### Task goal
Please find all lines in the data that hold the string "text" and copy them.
━━ Data section
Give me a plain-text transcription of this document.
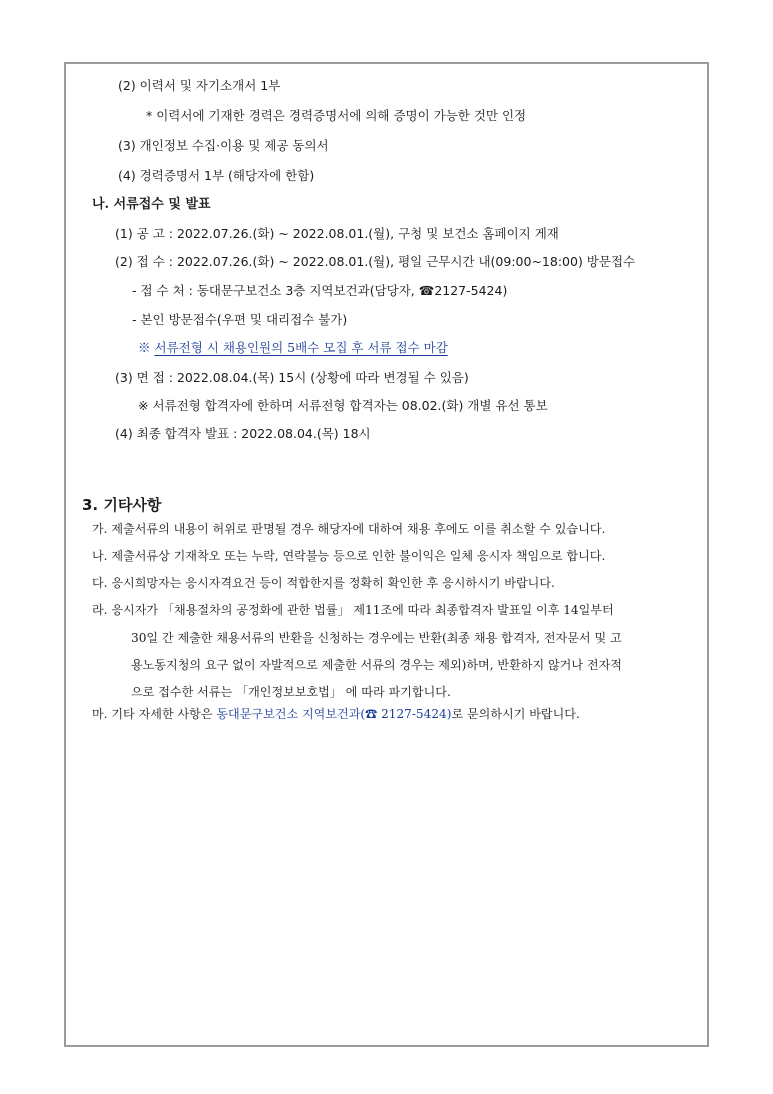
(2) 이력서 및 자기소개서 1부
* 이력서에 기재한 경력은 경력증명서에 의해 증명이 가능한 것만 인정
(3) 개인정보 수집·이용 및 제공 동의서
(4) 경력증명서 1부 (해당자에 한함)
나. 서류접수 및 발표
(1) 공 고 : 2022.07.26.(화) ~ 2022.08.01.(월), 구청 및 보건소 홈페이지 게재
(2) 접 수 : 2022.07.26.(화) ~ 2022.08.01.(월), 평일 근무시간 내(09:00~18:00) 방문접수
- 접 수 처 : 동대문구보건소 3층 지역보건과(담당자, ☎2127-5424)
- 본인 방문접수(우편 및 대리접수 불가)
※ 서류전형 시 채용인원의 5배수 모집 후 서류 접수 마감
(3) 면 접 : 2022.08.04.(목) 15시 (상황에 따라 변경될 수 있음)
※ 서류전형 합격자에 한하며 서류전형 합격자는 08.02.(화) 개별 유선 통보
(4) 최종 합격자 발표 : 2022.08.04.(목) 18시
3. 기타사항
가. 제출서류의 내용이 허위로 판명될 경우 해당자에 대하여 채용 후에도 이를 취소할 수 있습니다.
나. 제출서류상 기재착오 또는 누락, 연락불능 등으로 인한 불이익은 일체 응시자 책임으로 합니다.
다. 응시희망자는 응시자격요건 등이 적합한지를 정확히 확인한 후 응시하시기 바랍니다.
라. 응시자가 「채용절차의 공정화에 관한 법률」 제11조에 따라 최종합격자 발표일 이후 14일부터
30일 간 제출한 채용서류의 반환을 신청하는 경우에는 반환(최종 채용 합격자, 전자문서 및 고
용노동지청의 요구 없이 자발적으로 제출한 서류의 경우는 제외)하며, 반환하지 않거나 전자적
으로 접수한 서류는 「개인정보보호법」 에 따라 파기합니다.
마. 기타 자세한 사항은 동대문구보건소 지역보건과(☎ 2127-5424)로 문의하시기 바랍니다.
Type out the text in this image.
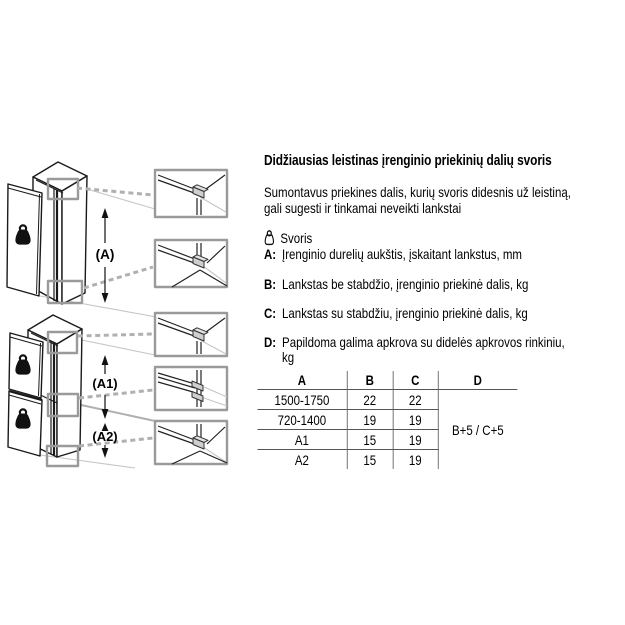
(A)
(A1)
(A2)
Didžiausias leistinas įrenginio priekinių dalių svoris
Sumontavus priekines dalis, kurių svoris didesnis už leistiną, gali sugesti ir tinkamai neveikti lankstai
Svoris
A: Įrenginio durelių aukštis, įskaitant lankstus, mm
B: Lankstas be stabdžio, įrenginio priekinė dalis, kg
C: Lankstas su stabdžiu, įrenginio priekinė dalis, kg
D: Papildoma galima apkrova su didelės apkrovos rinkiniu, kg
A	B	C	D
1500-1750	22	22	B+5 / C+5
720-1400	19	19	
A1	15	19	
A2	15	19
━━━━
### Response to the task
Give me a plain-text transcription of this document.
Type out the text in this image.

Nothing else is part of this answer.